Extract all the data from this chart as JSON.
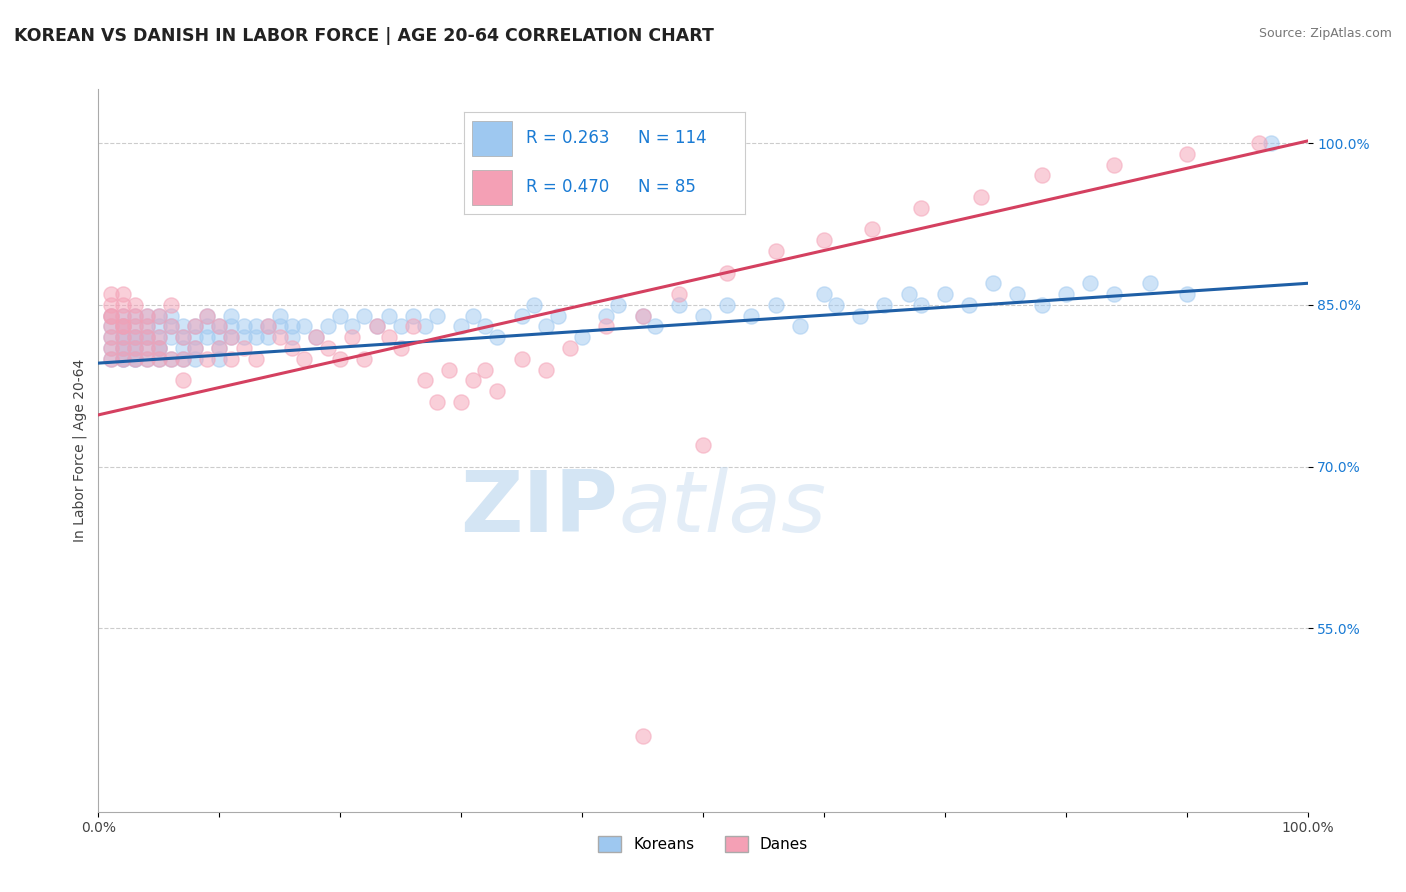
{
  "title": "KOREAN VS DANISH IN LABOR FORCE | AGE 20-64 CORRELATION CHART",
  "source": "Source: ZipAtlas.com",
  "ylabel": "In Labor Force | Age 20-64",
  "xlim": [
    0.0,
    1.0
  ],
  "ylim": [
    0.38,
    1.05
  ],
  "ytick_positions": [
    0.55,
    0.7,
    0.85,
    1.0
  ],
  "yticklabels": [
    "55.0%",
    "70.0%",
    "85.0%",
    "100.0%"
  ],
  "legend_blue_R": "0.263",
  "legend_blue_N": "114",
  "legend_pink_R": "0.470",
  "legend_pink_N": "85",
  "blue_color": "#9ec8f0",
  "pink_color": "#f4a0b5",
  "blue_line_color": "#1f5fa6",
  "pink_line_color": "#d44060",
  "watermark_zip": "ZIP",
  "watermark_atlas": "atlas",
  "background_color": "#ffffff",
  "grid_color": "#cccccc",
  "title_fontsize": 12.5,
  "axis_label_fontsize": 10,
  "tick_fontsize": 10,
  "dot_size": 120,
  "dot_alpha": 0.5,
  "line_width": 2.2,
  "blue_line_start_y": 0.796,
  "blue_line_end_y": 0.87,
  "pink_line_start_y": 0.748,
  "pink_line_end_y": 1.002,
  "blue_scatter_x": [
    0.01,
    0.01,
    0.01,
    0.01,
    0.01,
    0.02,
    0.02,
    0.02,
    0.02,
    0.02,
    0.02,
    0.02,
    0.02,
    0.02,
    0.03,
    0.03,
    0.03,
    0.03,
    0.03,
    0.03,
    0.03,
    0.03,
    0.04,
    0.04,
    0.04,
    0.04,
    0.04,
    0.04,
    0.05,
    0.05,
    0.05,
    0.05,
    0.05,
    0.05,
    0.06,
    0.06,
    0.06,
    0.06,
    0.07,
    0.07,
    0.07,
    0.07,
    0.08,
    0.08,
    0.08,
    0.08,
    0.09,
    0.09,
    0.09,
    0.1,
    0.1,
    0.1,
    0.1,
    0.11,
    0.11,
    0.11,
    0.12,
    0.12,
    0.13,
    0.13,
    0.14,
    0.14,
    0.15,
    0.15,
    0.16,
    0.16,
    0.17,
    0.18,
    0.19,
    0.2,
    0.21,
    0.22,
    0.23,
    0.24,
    0.25,
    0.26,
    0.27,
    0.28,
    0.3,
    0.31,
    0.32,
    0.33,
    0.35,
    0.36,
    0.37,
    0.38,
    0.4,
    0.42,
    0.43,
    0.45,
    0.46,
    0.48,
    0.5,
    0.52,
    0.54,
    0.56,
    0.58,
    0.6,
    0.61,
    0.63,
    0.65,
    0.67,
    0.68,
    0.7,
    0.72,
    0.74,
    0.76,
    0.78,
    0.8,
    0.82,
    0.84,
    0.87,
    0.9,
    0.97
  ],
  "blue_scatter_y": [
    0.82,
    0.8,
    0.84,
    0.83,
    0.81,
    0.81,
    0.83,
    0.82,
    0.8,
    0.84,
    0.82,
    0.81,
    0.83,
    0.8,
    0.8,
    0.82,
    0.81,
    0.83,
    0.84,
    0.82,
    0.8,
    0.81,
    0.82,
    0.83,
    0.81,
    0.8,
    0.84,
    0.82,
    0.81,
    0.83,
    0.82,
    0.8,
    0.84,
    0.81,
    0.83,
    0.82,
    0.8,
    0.84,
    0.82,
    0.83,
    0.81,
    0.8,
    0.83,
    0.82,
    0.81,
    0.8,
    0.83,
    0.82,
    0.84,
    0.82,
    0.83,
    0.81,
    0.8,
    0.83,
    0.82,
    0.84,
    0.83,
    0.82,
    0.83,
    0.82,
    0.83,
    0.82,
    0.83,
    0.84,
    0.83,
    0.82,
    0.83,
    0.82,
    0.83,
    0.84,
    0.83,
    0.84,
    0.83,
    0.84,
    0.83,
    0.84,
    0.83,
    0.84,
    0.83,
    0.84,
    0.83,
    0.82,
    0.84,
    0.85,
    0.83,
    0.84,
    0.82,
    0.84,
    0.85,
    0.84,
    0.83,
    0.85,
    0.84,
    0.85,
    0.84,
    0.85,
    0.83,
    0.86,
    0.85,
    0.84,
    0.85,
    0.86,
    0.85,
    0.86,
    0.85,
    0.87,
    0.86,
    0.85,
    0.86,
    0.87,
    0.86,
    0.87,
    0.86,
    1.0
  ],
  "pink_scatter_x": [
    0.01,
    0.01,
    0.01,
    0.01,
    0.01,
    0.01,
    0.01,
    0.01,
    0.02,
    0.02,
    0.02,
    0.02,
    0.02,
    0.02,
    0.02,
    0.02,
    0.03,
    0.03,
    0.03,
    0.03,
    0.03,
    0.03,
    0.04,
    0.04,
    0.04,
    0.04,
    0.04,
    0.05,
    0.05,
    0.05,
    0.05,
    0.06,
    0.06,
    0.06,
    0.07,
    0.07,
    0.07,
    0.08,
    0.08,
    0.09,
    0.09,
    0.1,
    0.1,
    0.11,
    0.11,
    0.12,
    0.13,
    0.14,
    0.15,
    0.16,
    0.17,
    0.18,
    0.19,
    0.2,
    0.21,
    0.22,
    0.23,
    0.24,
    0.25,
    0.26,
    0.27,
    0.28,
    0.29,
    0.3,
    0.31,
    0.32,
    0.33,
    0.35,
    0.37,
    0.39,
    0.42,
    0.45,
    0.48,
    0.52,
    0.56,
    0.6,
    0.64,
    0.68,
    0.73,
    0.78,
    0.84,
    0.9,
    0.96,
    0.5,
    0.45
  ],
  "pink_scatter_y": [
    0.82,
    0.84,
    0.83,
    0.85,
    0.81,
    0.8,
    0.86,
    0.84,
    0.83,
    0.85,
    0.82,
    0.84,
    0.8,
    0.81,
    0.86,
    0.83,
    0.8,
    0.82,
    0.81,
    0.83,
    0.85,
    0.84,
    0.83,
    0.8,
    0.82,
    0.84,
    0.81,
    0.82,
    0.8,
    0.84,
    0.81,
    0.8,
    0.83,
    0.85,
    0.78,
    0.82,
    0.8,
    0.83,
    0.81,
    0.84,
    0.8,
    0.83,
    0.81,
    0.8,
    0.82,
    0.81,
    0.8,
    0.83,
    0.82,
    0.81,
    0.8,
    0.82,
    0.81,
    0.8,
    0.82,
    0.8,
    0.83,
    0.82,
    0.81,
    0.83,
    0.78,
    0.76,
    0.79,
    0.76,
    0.78,
    0.79,
    0.77,
    0.8,
    0.79,
    0.81,
    0.83,
    0.84,
    0.86,
    0.88,
    0.9,
    0.91,
    0.92,
    0.94,
    0.95,
    0.97,
    0.98,
    0.99,
    1.0,
    0.72,
    0.45
  ]
}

--------

**STATED PROBLEM**
Every entry should be returned exactly as written, minus the pictures.

**THE RESULT**
Extract all the data from this chart as JSON.
{
  "title": "KOREAN VS DANISH IN LABOR FORCE | AGE 20-64 CORRELATION CHART",
  "source": "Source: ZipAtlas.com",
  "ylabel": "In Labor Force | Age 20-64",
  "xlim": [
    0.0,
    1.0
  ],
  "ylim": [
    0.38,
    1.05
  ],
  "ytick_positions": [
    0.55,
    0.7,
    0.85,
    1.0
  ],
  "yticklabels": [
    "55.0%",
    "70.0%",
    "85.0%",
    "100.0%"
  ],
  "legend_blue_R": "0.263",
  "legend_blue_N": "114",
  "legend_pink_R": "0.470",
  "legend_pink_N": "85",
  "blue_color": "#9ec8f0",
  "pink_color": "#f4a0b5",
  "blue_line_color": "#1f5fa6",
  "pink_line_color": "#d44060",
  "watermark_zip": "ZIP",
  "watermark_atlas": "atlas",
  "background_color": "#ffffff",
  "grid_color": "#cccccc",
  "title_fontsize": 12.5,
  "axis_label_fontsize": 10,
  "tick_fontsize": 10,
  "dot_size": 120,
  "dot_alpha": 0.5,
  "line_width": 2.2,
  "blue_line_start_y": 0.796,
  "blue_line_end_y": 0.87,
  "pink_line_start_y": 0.748,
  "pink_line_end_y": 1.002,
  "blue_scatter_x": [
    0.01,
    0.01,
    0.01,
    0.01,
    0.01,
    0.02,
    0.02,
    0.02,
    0.02,
    0.02,
    0.02,
    0.02,
    0.02,
    0.02,
    0.03,
    0.03,
    0.03,
    0.03,
    0.03,
    0.03,
    0.03,
    0.03,
    0.04,
    0.04,
    0.04,
    0.04,
    0.04,
    0.04,
    0.05,
    0.05,
    0.05,
    0.05,
    0.05,
    0.05,
    0.06,
    0.06,
    0.06,
    0.06,
    0.07,
    0.07,
    0.07,
    0.07,
    0.08,
    0.08,
    0.08,
    0.08,
    0.09,
    0.09,
    0.09,
    0.1,
    0.1,
    0.1,
    0.1,
    0.11,
    0.11,
    0.11,
    0.12,
    0.12,
    0.13,
    0.13,
    0.14,
    0.14,
    0.15,
    0.15,
    0.16,
    0.16,
    0.17,
    0.18,
    0.19,
    0.2,
    0.21,
    0.22,
    0.23,
    0.24,
    0.25,
    0.26,
    0.27,
    0.28,
    0.3,
    0.31,
    0.32,
    0.33,
    0.35,
    0.36,
    0.37,
    0.38,
    0.4,
    0.42,
    0.43,
    0.45,
    0.46,
    0.48,
    0.5,
    0.52,
    0.54,
    0.56,
    0.58,
    0.6,
    0.61,
    0.63,
    0.65,
    0.67,
    0.68,
    0.7,
    0.72,
    0.74,
    0.76,
    0.78,
    0.8,
    0.82,
    0.84,
    0.87,
    0.9,
    0.97
  ],
  "blue_scatter_y": [
    0.82,
    0.8,
    0.84,
    0.83,
    0.81,
    0.81,
    0.83,
    0.82,
    0.8,
    0.84,
    0.82,
    0.81,
    0.83,
    0.8,
    0.8,
    0.82,
    0.81,
    0.83,
    0.84,
    0.82,
    0.8,
    0.81,
    0.82,
    0.83,
    0.81,
    0.8,
    0.84,
    0.82,
    0.81,
    0.83,
    0.82,
    0.8,
    0.84,
    0.81,
    0.83,
    0.82,
    0.8,
    0.84,
    0.82,
    0.83,
    0.81,
    0.8,
    0.83,
    0.82,
    0.81,
    0.8,
    0.83,
    0.82,
    0.84,
    0.82,
    0.83,
    0.81,
    0.8,
    0.83,
    0.82,
    0.84,
    0.83,
    0.82,
    0.83,
    0.82,
    0.83,
    0.82,
    0.83,
    0.84,
    0.83,
    0.82,
    0.83,
    0.82,
    0.83,
    0.84,
    0.83,
    0.84,
    0.83,
    0.84,
    0.83,
    0.84,
    0.83,
    0.84,
    0.83,
    0.84,
    0.83,
    0.82,
    0.84,
    0.85,
    0.83,
    0.84,
    0.82,
    0.84,
    0.85,
    0.84,
    0.83,
    0.85,
    0.84,
    0.85,
    0.84,
    0.85,
    0.83,
    0.86,
    0.85,
    0.84,
    0.85,
    0.86,
    0.85,
    0.86,
    0.85,
    0.87,
    0.86,
    0.85,
    0.86,
    0.87,
    0.86,
    0.87,
    0.86,
    1.0
  ],
  "pink_scatter_x": [
    0.01,
    0.01,
    0.01,
    0.01,
    0.01,
    0.01,
    0.01,
    0.01,
    0.02,
    0.02,
    0.02,
    0.02,
    0.02,
    0.02,
    0.02,
    0.02,
    0.03,
    0.03,
    0.03,
    0.03,
    0.03,
    0.03,
    0.04,
    0.04,
    0.04,
    0.04,
    0.04,
    0.05,
    0.05,
    0.05,
    0.05,
    0.06,
    0.06,
    0.06,
    0.07,
    0.07,
    0.07,
    0.08,
    0.08,
    0.09,
    0.09,
    0.1,
    0.1,
    0.11,
    0.11,
    0.12,
    0.13,
    0.14,
    0.15,
    0.16,
    0.17,
    0.18,
    0.19,
    0.2,
    0.21,
    0.22,
    0.23,
    0.24,
    0.25,
    0.26,
    0.27,
    0.28,
    0.29,
    0.3,
    0.31,
    0.32,
    0.33,
    0.35,
    0.37,
    0.39,
    0.42,
    0.45,
    0.48,
    0.52,
    0.56,
    0.6,
    0.64,
    0.68,
    0.73,
    0.78,
    0.84,
    0.9,
    0.96,
    0.5,
    0.45
  ],
  "pink_scatter_y": [
    0.82,
    0.84,
    0.83,
    0.85,
    0.81,
    0.8,
    0.86,
    0.84,
    0.83,
    0.85,
    0.82,
    0.84,
    0.8,
    0.81,
    0.86,
    0.83,
    0.8,
    0.82,
    0.81,
    0.83,
    0.85,
    0.84,
    0.83,
    0.8,
    0.82,
    0.84,
    0.81,
    0.82,
    0.8,
    0.84,
    0.81,
    0.8,
    0.83,
    0.85,
    0.78,
    0.82,
    0.8,
    0.83,
    0.81,
    0.84,
    0.8,
    0.83,
    0.81,
    0.8,
    0.82,
    0.81,
    0.8,
    0.83,
    0.82,
    0.81,
    0.8,
    0.82,
    0.81,
    0.8,
    0.82,
    0.8,
    0.83,
    0.82,
    0.81,
    0.83,
    0.78,
    0.76,
    0.79,
    0.76,
    0.78,
    0.79,
    0.77,
    0.8,
    0.79,
    0.81,
    0.83,
    0.84,
    0.86,
    0.88,
    0.9,
    0.91,
    0.92,
    0.94,
    0.95,
    0.97,
    0.98,
    0.99,
    1.0,
    0.72,
    0.45
  ]
}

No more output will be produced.